▶ **Problem to work on**
Which lines contain the string "base"? Please list every one of them.

─── Data supplied

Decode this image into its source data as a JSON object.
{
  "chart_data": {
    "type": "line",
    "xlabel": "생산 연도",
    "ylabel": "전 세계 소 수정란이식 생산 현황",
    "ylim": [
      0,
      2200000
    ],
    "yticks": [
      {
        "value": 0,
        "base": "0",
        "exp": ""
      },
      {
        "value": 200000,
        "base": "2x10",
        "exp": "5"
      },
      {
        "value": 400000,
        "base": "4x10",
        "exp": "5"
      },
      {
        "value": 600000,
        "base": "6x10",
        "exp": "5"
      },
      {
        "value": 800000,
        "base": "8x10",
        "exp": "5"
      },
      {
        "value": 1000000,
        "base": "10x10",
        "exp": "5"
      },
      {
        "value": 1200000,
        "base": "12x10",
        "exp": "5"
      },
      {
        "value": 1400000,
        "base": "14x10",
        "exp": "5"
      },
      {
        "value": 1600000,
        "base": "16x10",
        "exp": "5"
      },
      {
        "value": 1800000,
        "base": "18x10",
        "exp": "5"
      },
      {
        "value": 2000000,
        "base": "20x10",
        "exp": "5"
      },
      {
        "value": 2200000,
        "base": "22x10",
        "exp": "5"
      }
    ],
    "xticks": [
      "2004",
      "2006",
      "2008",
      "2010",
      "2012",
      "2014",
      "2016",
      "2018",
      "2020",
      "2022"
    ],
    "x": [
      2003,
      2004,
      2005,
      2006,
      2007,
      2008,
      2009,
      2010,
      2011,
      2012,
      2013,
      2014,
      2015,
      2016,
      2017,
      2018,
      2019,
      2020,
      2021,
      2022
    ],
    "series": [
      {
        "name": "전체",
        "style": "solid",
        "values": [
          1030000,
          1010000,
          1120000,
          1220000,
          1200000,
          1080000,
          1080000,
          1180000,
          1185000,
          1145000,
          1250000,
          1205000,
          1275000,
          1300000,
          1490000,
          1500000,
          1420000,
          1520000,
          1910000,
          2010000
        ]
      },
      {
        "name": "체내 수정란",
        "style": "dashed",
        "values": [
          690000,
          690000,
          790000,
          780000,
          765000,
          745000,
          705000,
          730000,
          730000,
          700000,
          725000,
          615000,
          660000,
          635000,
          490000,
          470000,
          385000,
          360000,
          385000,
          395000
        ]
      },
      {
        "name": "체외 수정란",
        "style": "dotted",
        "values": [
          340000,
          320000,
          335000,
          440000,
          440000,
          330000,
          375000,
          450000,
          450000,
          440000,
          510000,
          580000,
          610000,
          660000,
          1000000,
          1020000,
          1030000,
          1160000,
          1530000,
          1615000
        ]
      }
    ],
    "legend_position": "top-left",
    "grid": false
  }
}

──────

▶ **Problem solution**
        "base": "0",
        "base": "2x10",
        "base": "4x10",
        "base": "6x10",
        "base": "8x10",
        "base": "10x10",
        "base": "12x10",
        "base": "14x10",
        "base": "16x10",
        "base": "18x10",
        "base": "20x10",
        "base": "22x10",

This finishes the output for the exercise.